Problem to solve: Repeat every record below exactly, omitting any pictures.

Given records:
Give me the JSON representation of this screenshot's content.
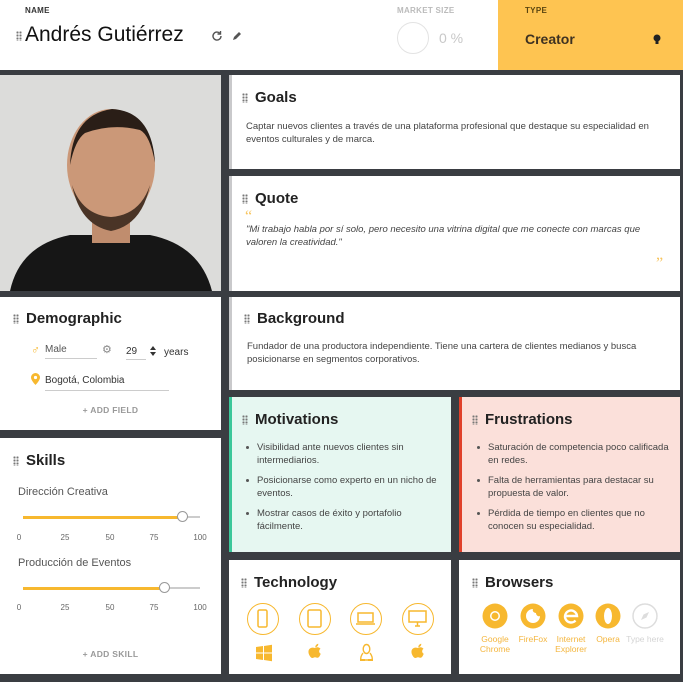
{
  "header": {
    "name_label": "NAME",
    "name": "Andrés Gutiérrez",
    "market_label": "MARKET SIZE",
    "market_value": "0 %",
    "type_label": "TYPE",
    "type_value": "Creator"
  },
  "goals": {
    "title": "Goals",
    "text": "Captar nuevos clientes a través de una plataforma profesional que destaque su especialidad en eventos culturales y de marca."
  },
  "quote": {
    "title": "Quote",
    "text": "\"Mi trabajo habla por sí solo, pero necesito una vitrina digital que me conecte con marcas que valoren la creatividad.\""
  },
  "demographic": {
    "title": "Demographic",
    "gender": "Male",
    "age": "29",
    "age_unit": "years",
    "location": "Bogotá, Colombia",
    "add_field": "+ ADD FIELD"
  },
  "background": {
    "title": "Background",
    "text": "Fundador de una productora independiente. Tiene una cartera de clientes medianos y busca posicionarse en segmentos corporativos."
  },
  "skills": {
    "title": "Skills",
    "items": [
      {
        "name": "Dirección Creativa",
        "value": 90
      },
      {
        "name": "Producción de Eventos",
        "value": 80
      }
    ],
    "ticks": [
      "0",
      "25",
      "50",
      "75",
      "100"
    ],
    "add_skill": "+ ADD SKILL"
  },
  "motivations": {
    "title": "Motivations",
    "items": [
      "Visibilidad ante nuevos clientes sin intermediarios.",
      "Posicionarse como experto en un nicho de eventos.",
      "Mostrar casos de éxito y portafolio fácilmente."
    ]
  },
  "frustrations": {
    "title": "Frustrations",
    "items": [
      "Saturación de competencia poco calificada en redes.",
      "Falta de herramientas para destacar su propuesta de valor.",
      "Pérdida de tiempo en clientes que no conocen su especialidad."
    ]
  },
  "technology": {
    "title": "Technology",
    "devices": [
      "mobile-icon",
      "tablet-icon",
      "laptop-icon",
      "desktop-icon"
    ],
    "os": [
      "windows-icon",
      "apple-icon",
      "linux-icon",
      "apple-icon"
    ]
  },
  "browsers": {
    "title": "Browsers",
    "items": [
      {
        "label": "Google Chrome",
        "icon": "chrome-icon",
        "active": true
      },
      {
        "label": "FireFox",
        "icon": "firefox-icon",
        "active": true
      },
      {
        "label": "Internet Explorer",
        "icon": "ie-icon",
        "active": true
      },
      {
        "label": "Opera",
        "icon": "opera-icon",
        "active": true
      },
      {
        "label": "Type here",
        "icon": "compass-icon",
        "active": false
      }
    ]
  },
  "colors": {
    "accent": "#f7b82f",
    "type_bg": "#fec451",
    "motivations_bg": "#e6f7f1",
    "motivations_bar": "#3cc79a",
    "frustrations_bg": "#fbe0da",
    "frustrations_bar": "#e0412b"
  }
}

In response:
Give me the JSON representation of this screenshot's content.
{
  "header": {
    "name_label": "NAME",
    "name": "Andrés Gutiérrez",
    "market_label": "MARKET SIZE",
    "market_value": "0 %",
    "type_label": "TYPE",
    "type_value": "Creator"
  },
  "goals": {
    "title": "Goals",
    "text": "Captar nuevos clientes a través de una plataforma profesional que destaque su especialidad en eventos culturales y de marca."
  },
  "quote": {
    "title": "Quote",
    "text": "\"Mi trabajo habla por sí solo, pero necesito una vitrina digital que me conecte con marcas que valoren la creatividad.\""
  },
  "demographic": {
    "title": "Demographic",
    "gender": "Male",
    "age": "29",
    "age_unit": "years",
    "location": "Bogotá, Colombia",
    "add_field": "+ ADD FIELD"
  },
  "background": {
    "title": "Background",
    "text": "Fundador de una productora independiente. Tiene una cartera de clientes medianos y busca posicionarse en segmentos corporativos."
  },
  "skills": {
    "title": "Skills",
    "items": [
      {
        "name": "Dirección Creativa",
        "value": 90
      },
      {
        "name": "Producción de Eventos",
        "value": 80
      }
    ],
    "ticks": [
      "0",
      "25",
      "50",
      "75",
      "100"
    ],
    "add_skill": "+ ADD SKILL"
  },
  "motivations": {
    "title": "Motivations",
    "items": [
      "Visibilidad ante nuevos clientes sin intermediarios.",
      "Posicionarse como experto en un nicho de eventos.",
      "Mostrar casos de éxito y portafolio fácilmente."
    ]
  },
  "frustrations": {
    "title": "Frustrations",
    "items": [
      "Saturación de competencia poco calificada en redes.",
      "Falta de herramientas para destacar su propuesta de valor.",
      "Pérdida de tiempo en clientes que no conocen su especialidad."
    ]
  },
  "technology": {
    "title": "Technology",
    "devices": [
      "mobile-icon",
      "tablet-icon",
      "laptop-icon",
      "desktop-icon"
    ],
    "os": [
      "windows-icon",
      "apple-icon",
      "linux-icon",
      "apple-icon"
    ]
  },
  "browsers": {
    "title": "Browsers",
    "items": [
      {
        "label": "Google Chrome",
        "icon": "chrome-icon",
        "active": true
      },
      {
        "label": "FireFox",
        "icon": "firefox-icon",
        "active": true
      },
      {
        "label": "Internet Explorer",
        "icon": "ie-icon",
        "active": true
      },
      {
        "label": "Opera",
        "icon": "opera-icon",
        "active": true
      },
      {
        "label": "Type here",
        "icon": "compass-icon",
        "active": false
      }
    ]
  },
  "colors": {
    "accent": "#f7b82f",
    "type_bg": "#fec451",
    "motivations_bg": "#e6f7f1",
    "motivations_bar": "#3cc79a",
    "frustrations_bg": "#fbe0da",
    "frustrations_bar": "#e0412b"
  }
}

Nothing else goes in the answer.